RECORDED INFORMATION:

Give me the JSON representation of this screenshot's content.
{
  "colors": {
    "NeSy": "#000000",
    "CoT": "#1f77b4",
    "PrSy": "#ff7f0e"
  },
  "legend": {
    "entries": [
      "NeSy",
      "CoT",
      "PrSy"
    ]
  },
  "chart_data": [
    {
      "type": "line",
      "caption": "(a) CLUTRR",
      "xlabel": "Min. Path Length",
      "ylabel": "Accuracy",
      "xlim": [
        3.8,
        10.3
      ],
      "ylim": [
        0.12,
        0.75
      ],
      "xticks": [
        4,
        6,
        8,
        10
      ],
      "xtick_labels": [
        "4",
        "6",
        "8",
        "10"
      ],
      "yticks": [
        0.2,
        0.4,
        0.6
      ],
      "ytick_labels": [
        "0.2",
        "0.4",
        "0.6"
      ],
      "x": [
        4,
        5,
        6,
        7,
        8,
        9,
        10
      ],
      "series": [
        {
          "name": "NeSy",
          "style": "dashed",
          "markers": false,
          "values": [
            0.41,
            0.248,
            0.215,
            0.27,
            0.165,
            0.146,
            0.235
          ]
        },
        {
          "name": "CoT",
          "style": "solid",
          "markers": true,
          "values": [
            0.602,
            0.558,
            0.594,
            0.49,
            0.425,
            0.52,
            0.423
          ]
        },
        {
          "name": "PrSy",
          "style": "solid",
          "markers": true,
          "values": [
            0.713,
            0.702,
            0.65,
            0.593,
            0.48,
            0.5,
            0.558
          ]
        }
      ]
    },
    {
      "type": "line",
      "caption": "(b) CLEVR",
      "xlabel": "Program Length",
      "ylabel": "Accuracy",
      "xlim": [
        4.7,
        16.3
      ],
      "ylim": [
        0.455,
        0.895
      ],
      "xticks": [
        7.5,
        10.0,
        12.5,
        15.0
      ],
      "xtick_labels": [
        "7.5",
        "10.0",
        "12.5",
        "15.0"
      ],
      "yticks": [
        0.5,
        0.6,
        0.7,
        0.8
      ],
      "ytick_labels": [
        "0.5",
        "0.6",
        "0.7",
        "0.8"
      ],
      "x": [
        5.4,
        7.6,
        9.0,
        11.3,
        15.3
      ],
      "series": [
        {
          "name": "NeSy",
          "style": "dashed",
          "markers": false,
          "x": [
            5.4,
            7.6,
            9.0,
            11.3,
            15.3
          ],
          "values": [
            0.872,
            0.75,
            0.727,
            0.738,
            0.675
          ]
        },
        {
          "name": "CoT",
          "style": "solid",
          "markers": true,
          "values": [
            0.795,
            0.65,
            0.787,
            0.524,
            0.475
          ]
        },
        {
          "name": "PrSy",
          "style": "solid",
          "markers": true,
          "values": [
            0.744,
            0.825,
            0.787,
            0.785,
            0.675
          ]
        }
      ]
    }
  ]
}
==
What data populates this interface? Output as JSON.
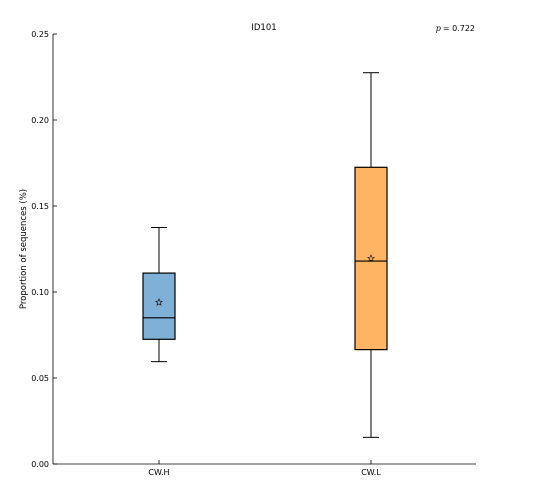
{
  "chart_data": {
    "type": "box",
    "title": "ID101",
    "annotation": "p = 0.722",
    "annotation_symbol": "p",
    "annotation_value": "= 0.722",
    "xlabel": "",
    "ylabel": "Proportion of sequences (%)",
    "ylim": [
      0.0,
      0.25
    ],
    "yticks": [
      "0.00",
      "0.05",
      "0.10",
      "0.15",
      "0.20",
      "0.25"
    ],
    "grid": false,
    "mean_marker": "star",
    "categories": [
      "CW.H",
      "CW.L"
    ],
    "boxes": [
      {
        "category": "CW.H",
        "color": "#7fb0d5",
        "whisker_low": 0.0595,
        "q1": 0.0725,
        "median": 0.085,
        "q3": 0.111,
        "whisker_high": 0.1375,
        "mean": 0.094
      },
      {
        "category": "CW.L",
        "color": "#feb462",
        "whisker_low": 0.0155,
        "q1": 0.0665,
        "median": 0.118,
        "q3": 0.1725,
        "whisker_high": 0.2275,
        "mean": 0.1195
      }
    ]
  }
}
* * *
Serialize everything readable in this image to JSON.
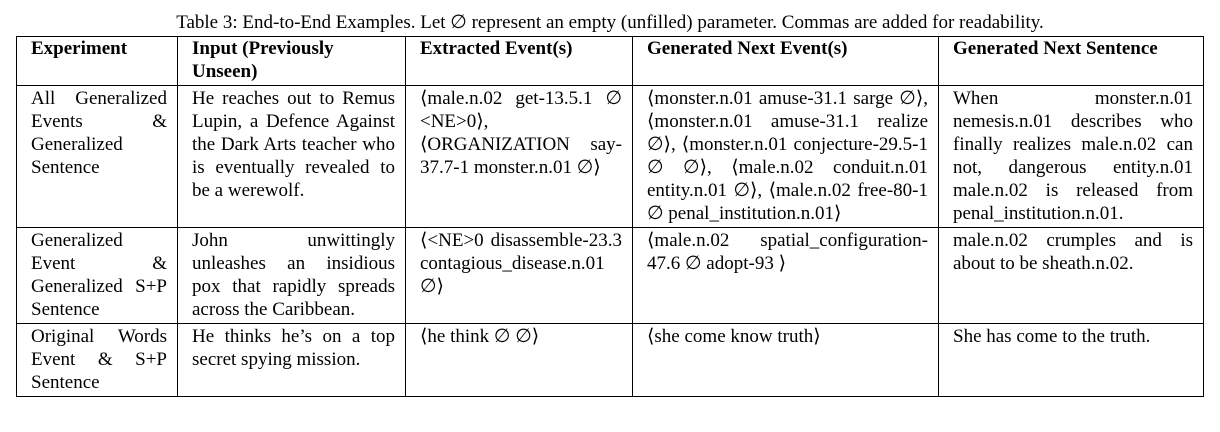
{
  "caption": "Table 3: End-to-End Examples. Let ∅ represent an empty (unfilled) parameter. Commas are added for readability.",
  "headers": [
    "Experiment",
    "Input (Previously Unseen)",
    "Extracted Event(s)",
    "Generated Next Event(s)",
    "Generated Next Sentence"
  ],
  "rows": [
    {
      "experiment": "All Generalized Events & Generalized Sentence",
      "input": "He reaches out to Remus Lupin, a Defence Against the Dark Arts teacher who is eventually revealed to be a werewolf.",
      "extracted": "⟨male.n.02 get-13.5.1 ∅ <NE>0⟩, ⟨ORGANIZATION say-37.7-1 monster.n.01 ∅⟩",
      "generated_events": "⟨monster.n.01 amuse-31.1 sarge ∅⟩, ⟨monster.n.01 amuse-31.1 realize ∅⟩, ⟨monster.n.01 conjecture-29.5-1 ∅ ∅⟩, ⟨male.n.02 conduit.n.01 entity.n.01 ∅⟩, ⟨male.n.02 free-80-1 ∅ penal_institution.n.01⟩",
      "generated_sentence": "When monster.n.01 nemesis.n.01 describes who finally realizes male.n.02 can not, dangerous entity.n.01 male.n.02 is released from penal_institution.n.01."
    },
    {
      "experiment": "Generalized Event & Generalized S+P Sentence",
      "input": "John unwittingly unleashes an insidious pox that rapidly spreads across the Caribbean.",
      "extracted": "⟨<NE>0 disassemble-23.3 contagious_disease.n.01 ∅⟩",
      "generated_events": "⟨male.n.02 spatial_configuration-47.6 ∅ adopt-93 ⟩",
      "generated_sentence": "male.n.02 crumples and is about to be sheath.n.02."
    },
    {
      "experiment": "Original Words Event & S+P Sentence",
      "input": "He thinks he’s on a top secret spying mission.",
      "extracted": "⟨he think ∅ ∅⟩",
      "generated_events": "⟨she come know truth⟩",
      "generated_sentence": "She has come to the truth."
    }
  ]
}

WORK REQUIRED:
Work out how many lines in the records above contain the word "truth", and give only that number.

FINAL ANSWER:
2